**Set exercise:** From the entries below, copy every line where the string "neck" appears.

**Records for processing:**
________________________

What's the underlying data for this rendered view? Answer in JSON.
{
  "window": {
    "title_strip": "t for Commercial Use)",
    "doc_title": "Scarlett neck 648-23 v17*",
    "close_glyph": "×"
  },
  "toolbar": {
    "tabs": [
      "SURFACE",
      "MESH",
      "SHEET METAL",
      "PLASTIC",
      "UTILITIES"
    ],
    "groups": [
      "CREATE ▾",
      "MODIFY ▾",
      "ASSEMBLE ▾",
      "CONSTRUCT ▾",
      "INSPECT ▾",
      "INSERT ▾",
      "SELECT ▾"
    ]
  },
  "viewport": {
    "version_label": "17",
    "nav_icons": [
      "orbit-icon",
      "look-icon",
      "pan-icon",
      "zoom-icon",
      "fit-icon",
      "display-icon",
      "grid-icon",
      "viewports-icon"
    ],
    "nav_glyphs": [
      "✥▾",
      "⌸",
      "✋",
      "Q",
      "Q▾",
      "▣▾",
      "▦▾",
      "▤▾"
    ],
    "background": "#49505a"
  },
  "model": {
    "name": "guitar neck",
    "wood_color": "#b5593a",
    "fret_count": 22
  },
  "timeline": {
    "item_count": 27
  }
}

________________________

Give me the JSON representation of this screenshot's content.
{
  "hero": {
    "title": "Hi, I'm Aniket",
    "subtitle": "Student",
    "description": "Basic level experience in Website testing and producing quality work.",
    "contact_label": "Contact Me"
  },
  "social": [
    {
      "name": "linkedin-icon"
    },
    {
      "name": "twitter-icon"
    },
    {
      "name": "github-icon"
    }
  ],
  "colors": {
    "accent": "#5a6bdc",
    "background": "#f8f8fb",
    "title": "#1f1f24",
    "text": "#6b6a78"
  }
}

________________________

**Problem solution:**
    "doc_title": "Scarlett neck 648-23 v17*",
    "name": "guitar neck",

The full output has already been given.